---- SUPPLIED DATA

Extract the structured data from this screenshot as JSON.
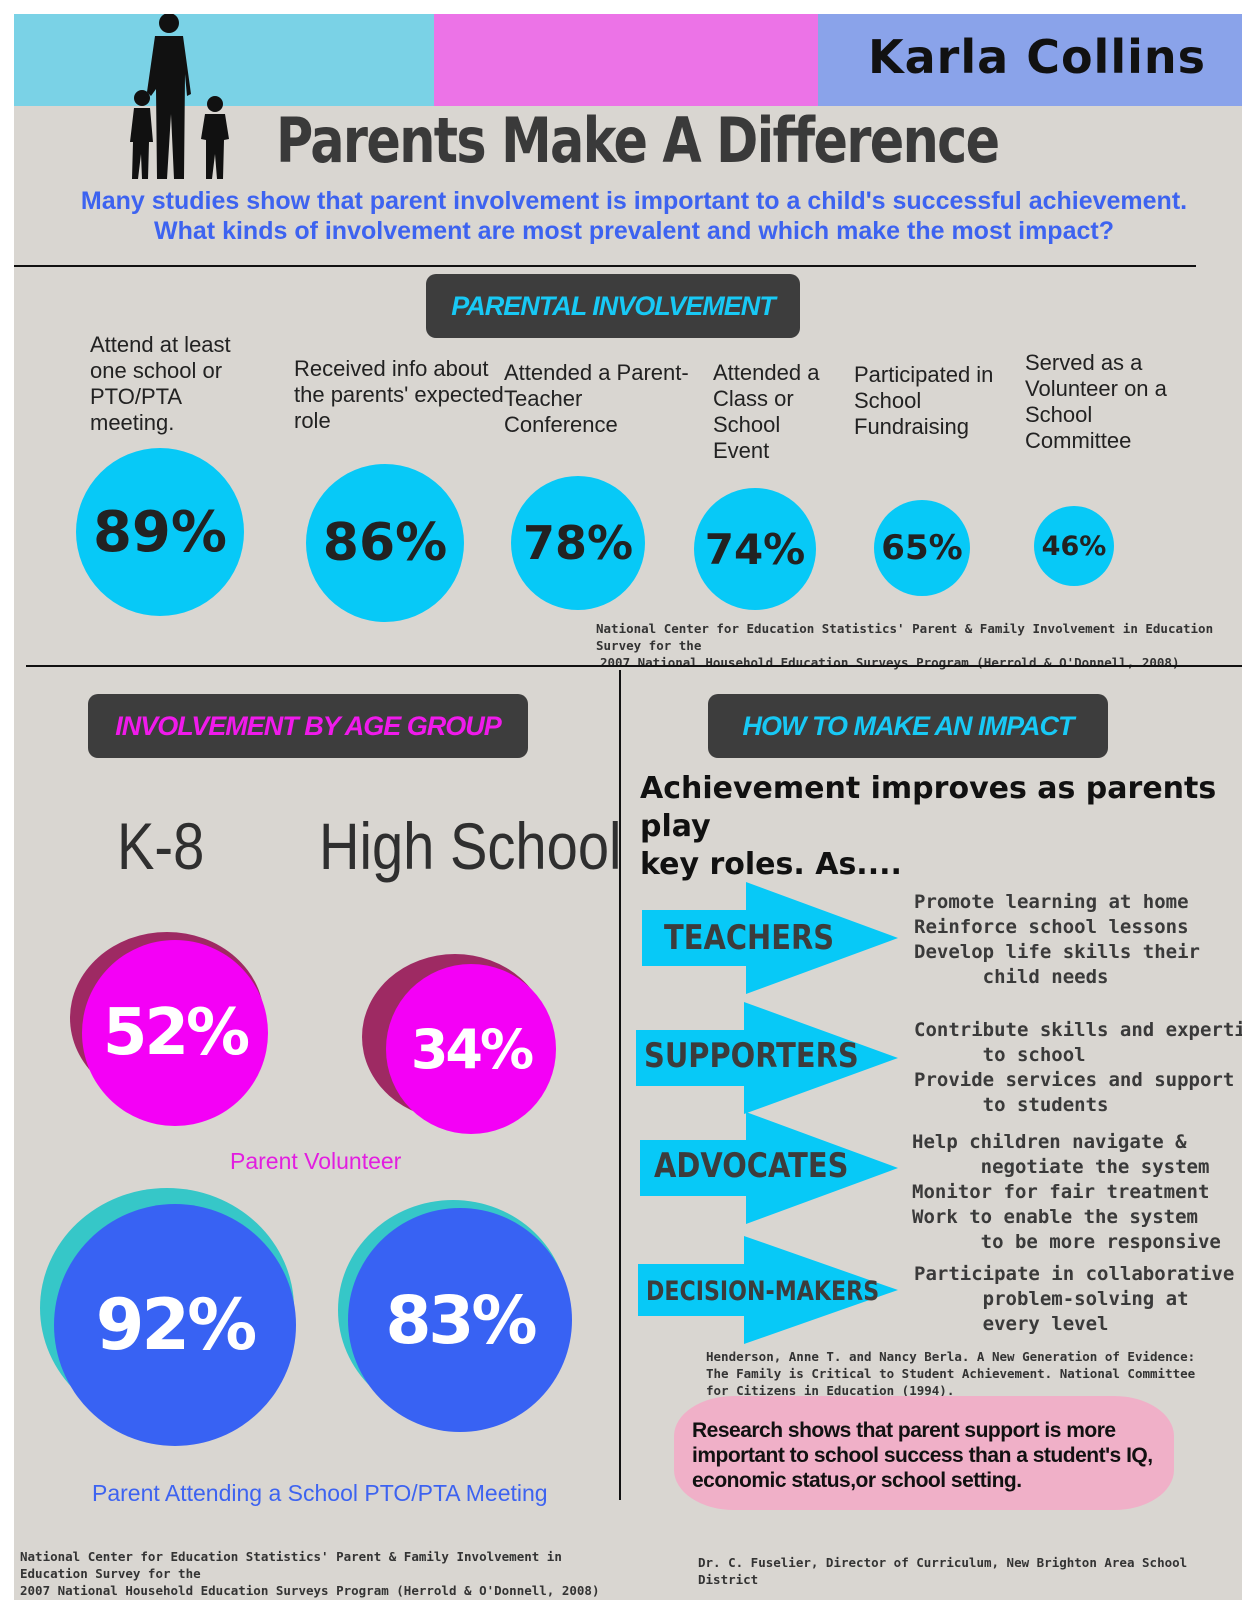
{
  "author": "Karla Collins",
  "title": "Parents Make A Difference",
  "subtitle": {
    "line1": "Many studies show that parent involvement is important to a child's successful achievement.",
    "line2": "What kinds of involvement are most prevalent and which make the most impact?"
  },
  "colors": {
    "band1": "#7ad2e6",
    "band2": "#ec73e7",
    "band3": "#8aa3ea",
    "cyan": "#07c9f7",
    "magenta": "#f400f6",
    "blue": "#3862f3"
  },
  "parental": {
    "heading": "PARENTAL INVOLVEMENT",
    "items": [
      {
        "label": "Attend at least one school or PTO/PTA meeting.",
        "value": "89%"
      },
      {
        "label": "Received info about the parents' expected role",
        "value": "86%"
      },
      {
        "label": "Attended a Parent-Teacher Conference",
        "value": "78%"
      },
      {
        "label": "Attended a Class or School Event",
        "value": "74%"
      },
      {
        "label": "Participated in School Fundraising",
        "value": "65%"
      },
      {
        "label": "Served as a Volunteer on a School Committee",
        "value": "46%"
      }
    ],
    "citation_line1": "National Center for Education Statistics' Parent & Family Involvement in Education Survey for the",
    "citation_line2": "2007 National Household Education Surveys Program (Herrold & O'Donnell, 2008)"
  },
  "age": {
    "heading": "INVOLVEMENT BY AGE GROUP",
    "k8": "K-8",
    "high_school": "High School",
    "volunteer": {
      "k8": "52%",
      "hs": "34%",
      "caption": "Parent Volunteer"
    },
    "pto": {
      "k8": "92%",
      "hs": "83%",
      "caption": "Parent Attending a School PTO/PTA Meeting"
    },
    "citation_line1": "National Center for Education Statistics' Parent & Family Involvement in Education Survey for the",
    "citation_line2": "2007 National Household Education Surveys Program (Herrold & O'Donnell, 2008)"
  },
  "impact": {
    "heading": "HOW TO MAKE AN IMPACT",
    "intro_line1": "Achievement improves as parents play",
    "intro_line2": "key roles.   As....",
    "roles": [
      {
        "name": "TEACHERS",
        "lines": "Promote learning at home\nReinforce school lessons\nDevelop life skills their\n      child needs"
      },
      {
        "name": "SUPPORTERS",
        "lines": "Contribute skills and expertise\n      to school\nProvide services and support\n      to students"
      },
      {
        "name": "ADVOCATES",
        "lines": "Help children navigate &\n      negotiate the system\nMonitor for fair treatment\nWork to enable the system\n      to be more responsive"
      },
      {
        "name": "DECISION-MAKERS",
        "lines": "Participate in collaborative\n      problem-solving at\n      every level"
      }
    ],
    "citation_line1": "Henderson, Anne T. and Nancy Berla. A New Generation of Evidence:",
    "citation_line2": "The Family is Critical to Student Achievement. National Committee",
    "citation_line3": " for Citizens in Education (1994).",
    "research": "Research shows that parent support is more important to school success than a student's IQ, economic status,or school setting.",
    "quote_credit": "Dr. C. Fuselier, Director of Curriculum, New Brighton Area School District"
  }
}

--------

> **REQUIREMENT**
Filter the records, keeping only lines that contain "skills", and show those lines.

> **SOLUTION BELOW**
        "lines": "Promote learning at home\nReinforce school lessons\nDevelop life skills their\n      child needs"
        "lines": "Contribute skills and expertise\n      to school\nProvide services and support\n      to students"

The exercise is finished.